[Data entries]
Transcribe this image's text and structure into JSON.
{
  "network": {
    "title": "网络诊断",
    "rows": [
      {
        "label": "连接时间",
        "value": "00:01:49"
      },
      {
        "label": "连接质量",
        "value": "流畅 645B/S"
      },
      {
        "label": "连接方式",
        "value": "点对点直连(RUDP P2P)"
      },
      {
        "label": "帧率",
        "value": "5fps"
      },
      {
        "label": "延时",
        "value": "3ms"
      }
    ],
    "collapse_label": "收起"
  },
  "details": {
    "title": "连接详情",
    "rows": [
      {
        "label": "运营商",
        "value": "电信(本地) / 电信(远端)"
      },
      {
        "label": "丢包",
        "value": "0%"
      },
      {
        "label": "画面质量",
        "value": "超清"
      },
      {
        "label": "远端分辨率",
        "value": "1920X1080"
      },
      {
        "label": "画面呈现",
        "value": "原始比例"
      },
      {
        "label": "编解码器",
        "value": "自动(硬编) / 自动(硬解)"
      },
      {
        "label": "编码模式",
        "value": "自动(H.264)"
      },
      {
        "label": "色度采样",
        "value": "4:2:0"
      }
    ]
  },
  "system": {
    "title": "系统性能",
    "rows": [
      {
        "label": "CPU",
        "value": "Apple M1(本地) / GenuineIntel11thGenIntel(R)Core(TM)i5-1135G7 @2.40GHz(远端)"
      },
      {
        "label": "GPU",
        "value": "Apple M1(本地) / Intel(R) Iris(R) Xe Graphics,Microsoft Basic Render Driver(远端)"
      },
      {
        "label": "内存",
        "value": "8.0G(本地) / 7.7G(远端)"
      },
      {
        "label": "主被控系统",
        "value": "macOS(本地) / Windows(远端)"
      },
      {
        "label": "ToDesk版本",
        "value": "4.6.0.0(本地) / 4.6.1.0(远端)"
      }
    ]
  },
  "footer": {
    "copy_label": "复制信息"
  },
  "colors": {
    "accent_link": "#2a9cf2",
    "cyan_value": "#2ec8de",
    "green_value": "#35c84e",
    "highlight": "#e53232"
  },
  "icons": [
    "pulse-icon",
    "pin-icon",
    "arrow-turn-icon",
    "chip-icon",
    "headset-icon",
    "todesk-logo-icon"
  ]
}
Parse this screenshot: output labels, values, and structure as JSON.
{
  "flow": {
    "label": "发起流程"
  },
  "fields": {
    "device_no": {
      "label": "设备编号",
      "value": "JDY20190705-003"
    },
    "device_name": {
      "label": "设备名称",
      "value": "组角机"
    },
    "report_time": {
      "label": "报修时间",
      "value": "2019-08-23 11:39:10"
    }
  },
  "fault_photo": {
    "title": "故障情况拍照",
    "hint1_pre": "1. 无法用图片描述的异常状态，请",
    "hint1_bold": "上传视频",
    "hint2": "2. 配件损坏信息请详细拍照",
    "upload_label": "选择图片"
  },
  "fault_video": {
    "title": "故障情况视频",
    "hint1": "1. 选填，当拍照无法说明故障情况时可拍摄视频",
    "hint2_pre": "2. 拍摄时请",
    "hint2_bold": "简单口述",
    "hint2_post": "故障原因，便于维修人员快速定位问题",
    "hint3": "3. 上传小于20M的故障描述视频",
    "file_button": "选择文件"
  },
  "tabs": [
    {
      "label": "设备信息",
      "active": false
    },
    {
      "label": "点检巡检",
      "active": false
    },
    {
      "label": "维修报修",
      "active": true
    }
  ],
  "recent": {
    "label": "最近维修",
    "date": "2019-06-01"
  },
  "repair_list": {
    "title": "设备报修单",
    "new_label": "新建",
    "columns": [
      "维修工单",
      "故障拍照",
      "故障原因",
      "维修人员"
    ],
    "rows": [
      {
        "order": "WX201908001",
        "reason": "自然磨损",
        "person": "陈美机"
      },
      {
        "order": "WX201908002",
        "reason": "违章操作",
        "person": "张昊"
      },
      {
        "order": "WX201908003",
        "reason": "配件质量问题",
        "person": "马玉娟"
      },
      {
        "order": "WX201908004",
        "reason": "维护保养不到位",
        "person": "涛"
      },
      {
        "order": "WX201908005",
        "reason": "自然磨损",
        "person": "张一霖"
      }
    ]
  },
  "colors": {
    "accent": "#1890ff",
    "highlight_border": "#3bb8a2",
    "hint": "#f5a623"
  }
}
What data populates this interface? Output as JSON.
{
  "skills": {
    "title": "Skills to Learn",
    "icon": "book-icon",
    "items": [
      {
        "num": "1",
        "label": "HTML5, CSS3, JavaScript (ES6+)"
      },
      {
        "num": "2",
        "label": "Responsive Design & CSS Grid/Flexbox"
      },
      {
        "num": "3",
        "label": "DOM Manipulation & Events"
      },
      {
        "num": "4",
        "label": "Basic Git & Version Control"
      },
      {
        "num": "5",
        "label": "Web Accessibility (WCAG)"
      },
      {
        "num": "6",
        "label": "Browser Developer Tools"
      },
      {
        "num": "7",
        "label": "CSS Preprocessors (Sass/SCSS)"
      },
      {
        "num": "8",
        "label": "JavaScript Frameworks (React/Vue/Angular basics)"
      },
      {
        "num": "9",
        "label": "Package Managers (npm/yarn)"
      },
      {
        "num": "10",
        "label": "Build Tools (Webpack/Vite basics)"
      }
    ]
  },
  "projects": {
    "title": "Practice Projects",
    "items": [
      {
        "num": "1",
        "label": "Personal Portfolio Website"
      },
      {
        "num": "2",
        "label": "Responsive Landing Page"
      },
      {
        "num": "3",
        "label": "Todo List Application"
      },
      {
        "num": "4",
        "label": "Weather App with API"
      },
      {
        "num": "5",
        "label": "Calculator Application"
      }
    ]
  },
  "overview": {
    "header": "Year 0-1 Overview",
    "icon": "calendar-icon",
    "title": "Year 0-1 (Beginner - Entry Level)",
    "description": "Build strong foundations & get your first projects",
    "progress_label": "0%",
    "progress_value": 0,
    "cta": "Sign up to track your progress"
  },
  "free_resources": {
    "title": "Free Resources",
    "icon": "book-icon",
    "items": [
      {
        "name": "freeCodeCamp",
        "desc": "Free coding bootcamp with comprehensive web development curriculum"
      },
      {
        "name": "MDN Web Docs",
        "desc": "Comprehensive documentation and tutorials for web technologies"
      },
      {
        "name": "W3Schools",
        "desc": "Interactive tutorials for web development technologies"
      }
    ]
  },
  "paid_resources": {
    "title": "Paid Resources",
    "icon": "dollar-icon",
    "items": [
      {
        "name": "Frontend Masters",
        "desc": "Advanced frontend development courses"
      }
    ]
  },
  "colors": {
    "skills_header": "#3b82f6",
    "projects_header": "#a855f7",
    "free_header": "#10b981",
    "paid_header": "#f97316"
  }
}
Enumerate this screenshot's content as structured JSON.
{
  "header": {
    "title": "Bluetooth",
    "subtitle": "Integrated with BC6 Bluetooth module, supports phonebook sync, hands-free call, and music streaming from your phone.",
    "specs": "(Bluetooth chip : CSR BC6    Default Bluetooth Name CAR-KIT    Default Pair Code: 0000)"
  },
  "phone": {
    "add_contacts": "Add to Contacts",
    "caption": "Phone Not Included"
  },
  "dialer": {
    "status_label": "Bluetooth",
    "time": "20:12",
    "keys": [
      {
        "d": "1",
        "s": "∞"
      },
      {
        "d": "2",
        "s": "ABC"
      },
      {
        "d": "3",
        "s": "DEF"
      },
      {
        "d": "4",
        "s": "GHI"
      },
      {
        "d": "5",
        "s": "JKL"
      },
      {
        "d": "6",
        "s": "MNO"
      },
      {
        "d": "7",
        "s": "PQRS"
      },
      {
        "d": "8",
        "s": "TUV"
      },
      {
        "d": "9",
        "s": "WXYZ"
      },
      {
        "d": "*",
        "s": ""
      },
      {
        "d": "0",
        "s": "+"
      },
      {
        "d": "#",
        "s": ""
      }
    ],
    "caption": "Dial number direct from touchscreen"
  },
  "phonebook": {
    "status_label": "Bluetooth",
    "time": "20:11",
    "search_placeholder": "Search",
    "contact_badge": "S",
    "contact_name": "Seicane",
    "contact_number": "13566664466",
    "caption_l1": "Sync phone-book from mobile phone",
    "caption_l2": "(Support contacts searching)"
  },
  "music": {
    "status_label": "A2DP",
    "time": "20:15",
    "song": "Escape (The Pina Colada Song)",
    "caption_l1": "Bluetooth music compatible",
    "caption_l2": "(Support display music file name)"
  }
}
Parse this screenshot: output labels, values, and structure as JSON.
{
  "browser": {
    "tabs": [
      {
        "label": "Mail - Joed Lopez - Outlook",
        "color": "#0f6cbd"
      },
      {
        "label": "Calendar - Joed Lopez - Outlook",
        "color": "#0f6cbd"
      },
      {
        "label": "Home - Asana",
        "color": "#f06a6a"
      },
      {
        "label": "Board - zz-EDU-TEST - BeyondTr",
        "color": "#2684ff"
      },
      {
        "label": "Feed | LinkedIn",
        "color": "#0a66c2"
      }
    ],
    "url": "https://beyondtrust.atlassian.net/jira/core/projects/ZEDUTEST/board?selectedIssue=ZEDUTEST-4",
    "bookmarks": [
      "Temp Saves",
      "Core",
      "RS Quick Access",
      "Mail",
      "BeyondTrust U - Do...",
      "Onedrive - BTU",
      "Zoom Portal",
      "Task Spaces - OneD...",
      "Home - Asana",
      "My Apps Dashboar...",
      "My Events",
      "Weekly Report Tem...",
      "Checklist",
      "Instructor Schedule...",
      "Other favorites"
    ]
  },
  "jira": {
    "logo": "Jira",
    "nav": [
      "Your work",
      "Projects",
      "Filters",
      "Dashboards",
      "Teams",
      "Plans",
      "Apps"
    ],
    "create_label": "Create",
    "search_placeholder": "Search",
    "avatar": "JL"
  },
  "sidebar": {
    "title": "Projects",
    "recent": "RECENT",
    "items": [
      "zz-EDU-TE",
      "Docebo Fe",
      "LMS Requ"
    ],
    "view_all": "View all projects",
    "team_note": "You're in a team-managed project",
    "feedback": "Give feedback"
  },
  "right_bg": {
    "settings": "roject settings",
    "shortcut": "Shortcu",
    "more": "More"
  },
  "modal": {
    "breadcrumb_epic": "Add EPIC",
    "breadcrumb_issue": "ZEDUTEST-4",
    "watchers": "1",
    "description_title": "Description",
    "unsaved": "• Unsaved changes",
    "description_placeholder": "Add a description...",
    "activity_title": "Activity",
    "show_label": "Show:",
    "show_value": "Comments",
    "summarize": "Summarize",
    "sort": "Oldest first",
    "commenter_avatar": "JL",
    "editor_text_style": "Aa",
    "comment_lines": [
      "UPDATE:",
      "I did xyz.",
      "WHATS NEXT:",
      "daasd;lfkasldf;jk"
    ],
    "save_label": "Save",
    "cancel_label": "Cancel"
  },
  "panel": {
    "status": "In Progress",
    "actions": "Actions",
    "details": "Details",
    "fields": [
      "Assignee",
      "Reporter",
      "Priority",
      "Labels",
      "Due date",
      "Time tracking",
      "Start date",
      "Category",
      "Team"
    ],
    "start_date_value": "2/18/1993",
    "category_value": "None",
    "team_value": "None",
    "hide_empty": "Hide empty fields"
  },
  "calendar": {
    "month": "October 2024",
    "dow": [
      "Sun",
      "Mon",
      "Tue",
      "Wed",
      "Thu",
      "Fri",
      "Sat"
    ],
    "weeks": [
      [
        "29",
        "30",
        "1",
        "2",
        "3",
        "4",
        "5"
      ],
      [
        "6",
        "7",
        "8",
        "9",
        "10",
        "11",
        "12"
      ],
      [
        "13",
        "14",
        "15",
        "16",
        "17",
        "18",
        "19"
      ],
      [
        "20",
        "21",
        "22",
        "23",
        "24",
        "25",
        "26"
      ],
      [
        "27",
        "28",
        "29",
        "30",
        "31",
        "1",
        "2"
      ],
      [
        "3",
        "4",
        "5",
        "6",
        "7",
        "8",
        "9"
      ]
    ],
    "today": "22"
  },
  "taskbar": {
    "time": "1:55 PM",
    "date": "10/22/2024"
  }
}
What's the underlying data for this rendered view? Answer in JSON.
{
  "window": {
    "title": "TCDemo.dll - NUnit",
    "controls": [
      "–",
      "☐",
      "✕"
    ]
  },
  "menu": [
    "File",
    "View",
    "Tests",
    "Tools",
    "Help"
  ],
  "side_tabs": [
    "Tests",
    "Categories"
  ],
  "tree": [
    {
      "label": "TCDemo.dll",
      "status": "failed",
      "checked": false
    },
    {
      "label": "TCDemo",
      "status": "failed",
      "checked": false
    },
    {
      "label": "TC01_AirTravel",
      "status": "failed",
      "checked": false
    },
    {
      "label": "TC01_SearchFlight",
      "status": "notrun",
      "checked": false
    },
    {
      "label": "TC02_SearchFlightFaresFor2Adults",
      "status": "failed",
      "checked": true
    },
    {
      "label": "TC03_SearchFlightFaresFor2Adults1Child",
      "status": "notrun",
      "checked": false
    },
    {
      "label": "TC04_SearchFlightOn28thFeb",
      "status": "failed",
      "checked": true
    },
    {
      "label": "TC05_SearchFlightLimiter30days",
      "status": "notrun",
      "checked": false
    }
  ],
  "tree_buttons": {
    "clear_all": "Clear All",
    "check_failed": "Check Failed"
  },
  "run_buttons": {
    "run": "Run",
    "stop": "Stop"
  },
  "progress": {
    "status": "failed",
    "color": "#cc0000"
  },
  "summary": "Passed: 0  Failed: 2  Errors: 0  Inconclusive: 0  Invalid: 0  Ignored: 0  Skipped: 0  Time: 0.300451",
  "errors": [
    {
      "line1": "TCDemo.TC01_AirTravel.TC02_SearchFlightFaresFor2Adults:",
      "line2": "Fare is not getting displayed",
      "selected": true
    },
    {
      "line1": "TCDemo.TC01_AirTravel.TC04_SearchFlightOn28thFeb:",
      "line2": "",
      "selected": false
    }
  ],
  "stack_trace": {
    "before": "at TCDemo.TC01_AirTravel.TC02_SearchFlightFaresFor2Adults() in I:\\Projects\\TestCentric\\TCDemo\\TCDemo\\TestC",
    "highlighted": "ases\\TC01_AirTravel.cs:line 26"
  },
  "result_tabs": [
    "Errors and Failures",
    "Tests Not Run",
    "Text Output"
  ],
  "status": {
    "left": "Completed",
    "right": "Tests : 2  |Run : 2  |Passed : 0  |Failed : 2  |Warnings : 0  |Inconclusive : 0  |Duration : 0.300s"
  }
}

What the exercise asks: From the data above, copy each line that holds "first".

Task solution:
    "description": "Build strong foundations & get your first projects",
    "sort": "Oldest first",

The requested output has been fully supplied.